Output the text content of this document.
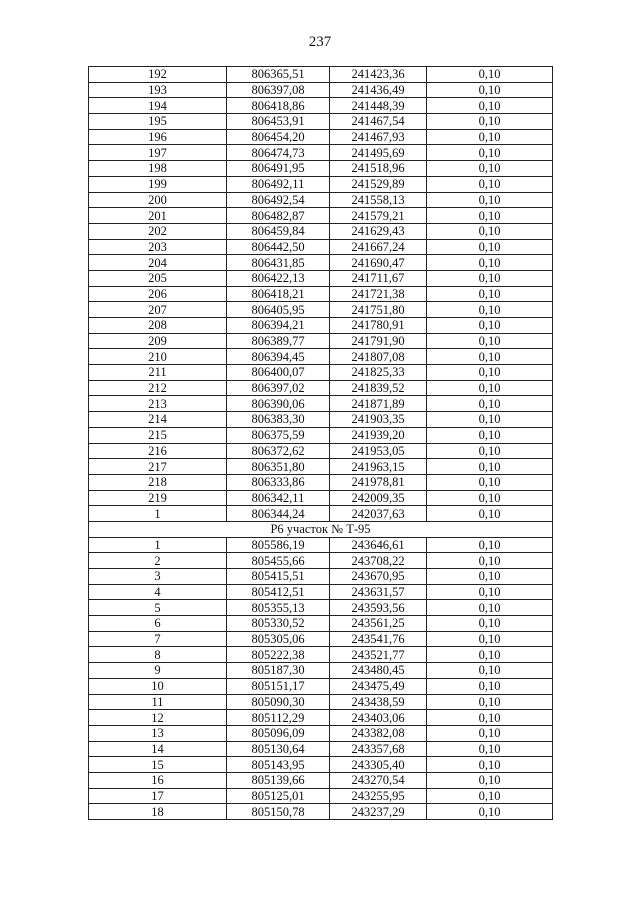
237
192	806365,51	241423,36	0,10
193	806397,08	241436,49	0,10
194	806418,86	241448,39	0,10
195	806453,91	241467,54	0,10
196	806454,20	241467,93	0,10
197	806474,73	241495,69	0,10
198	806491,95	241518,96	0,10
199	806492,11	241529,89	0,10
200	806492,54	241558,13	0,10
201	806482,87	241579,21	0,10
202	806459,84	241629,43	0,10
203	806442,50	241667,24	0,10
204	806431,85	241690,47	0,10
205	806422,13	241711,67	0,10
206	806418,21	241721,38	0,10
207	806405,95	241751,80	0,10
208	806394,21	241780,91	0,10
209	806389,77	241791,90	0,10
210	806394,45	241807,08	0,10
211	806400,07	241825,33	0,10
212	806397,02	241839,52	0,10
213	806390,06	241871,89	0,10
214	806383,30	241903,35	0,10
215	806375,59	241939,20	0,10
216	806372,62	241953,05	0,10
217	806351,80	241963,15	0,10
218	806333,86	241978,81	0,10
219	806342,11	242009,35	0,10
1	806344,24	242037,63	0,10
Р6 участок № Т-95			
1	805586,19	243646,61	0,10
2	805455,66	243708,22	0,10
3	805415,51	243670,95	0,10
4	805412,51	243631,57	0,10
5	805355,13	243593,56	0,10
6	805330,52	243561,25	0,10
7	805305,06	243541,76	0,10
8	805222,38	243521,77	0,10
9	805187,30	243480,45	0,10
10	805151,17	243475,49	0,10
11	805090,30	243438,59	0,10
12	805112,29	243403,06	0,10
13	805096,09	243382,08	0,10
14	805130,64	243357,68	0,10
15	805143,95	243305,40	0,10
16	805139,66	243270,54	0,10
17	805125,01	243255,95	0,10
18	805150,78	243237,29	0,10
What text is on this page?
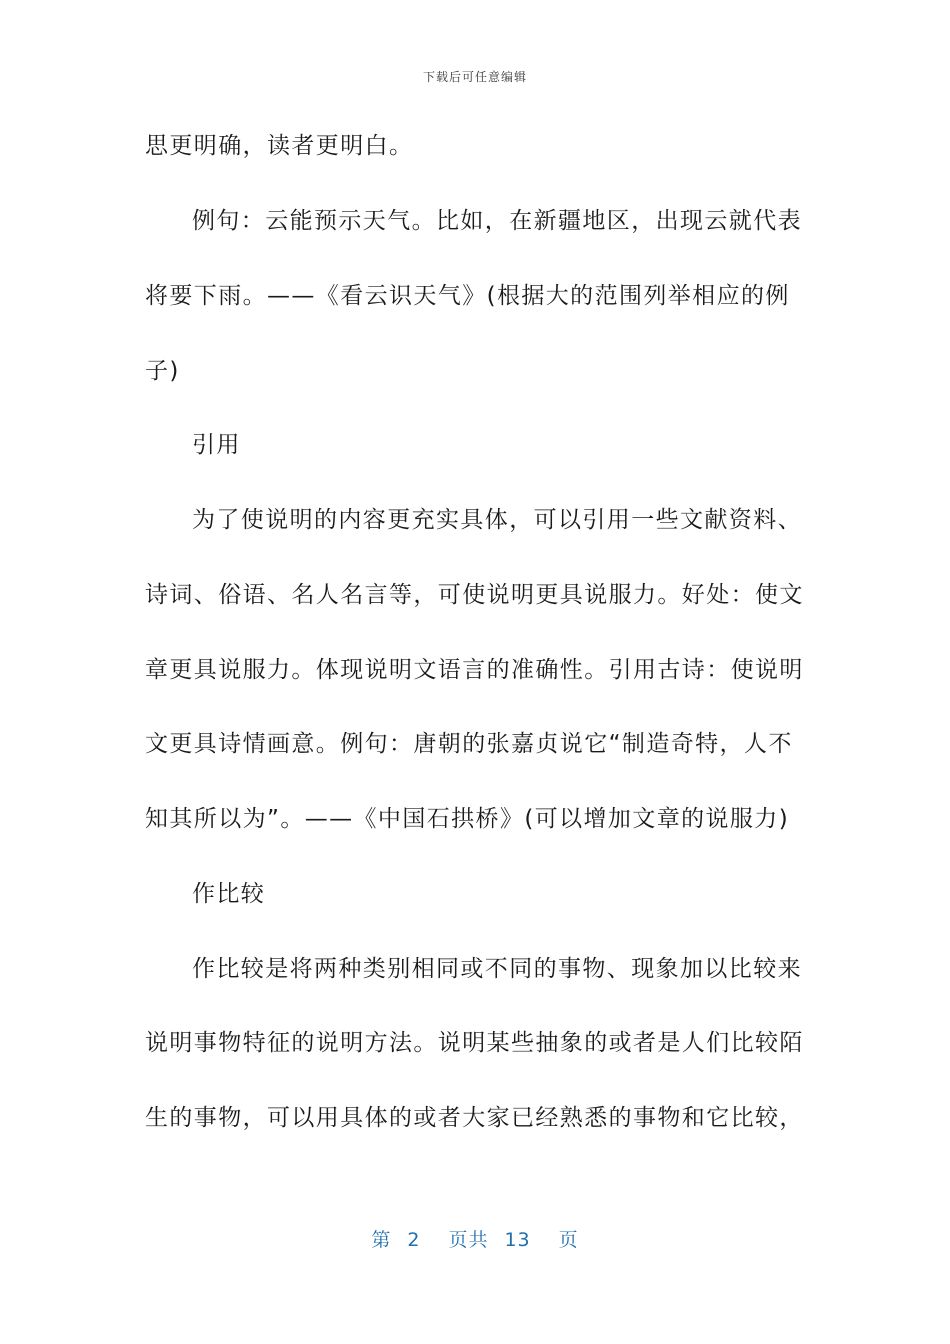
下载后可任意编辑
思更明确，读者更明白。
例句：云能预示天气。比如，在新疆地区，出现云就代表
将要下雨。——《看云识天气》(根据大的范围列举相应的例
子)
引用
为了使说明的内容更充实具体，可以引用一些文献资料、
诗词、俗语、名人名言等，可使说明更具说服力。好处：使文
章更具说服力。体现说明文语言的准确性。引用古诗：使说明
文更具诗情画意。例句：唐朝的张嘉贞说它“制造奇特，人不
知其所以为”。——《中国石拱桥》(可以增加文章的说服力)
作比较
作比较是将两种类别相同或不同的事物、现象加以比较来
说明事物特征的说明方法。说明某些抽象的或者是人们比较陌
生的事物，可以用具体的或者大家已经熟悉的事物和它比较，
第 2 页共 13 页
━━━━━━━━━━
Within the records, how many lines include "this"? The answer is the number and nothing else.

Reply:
2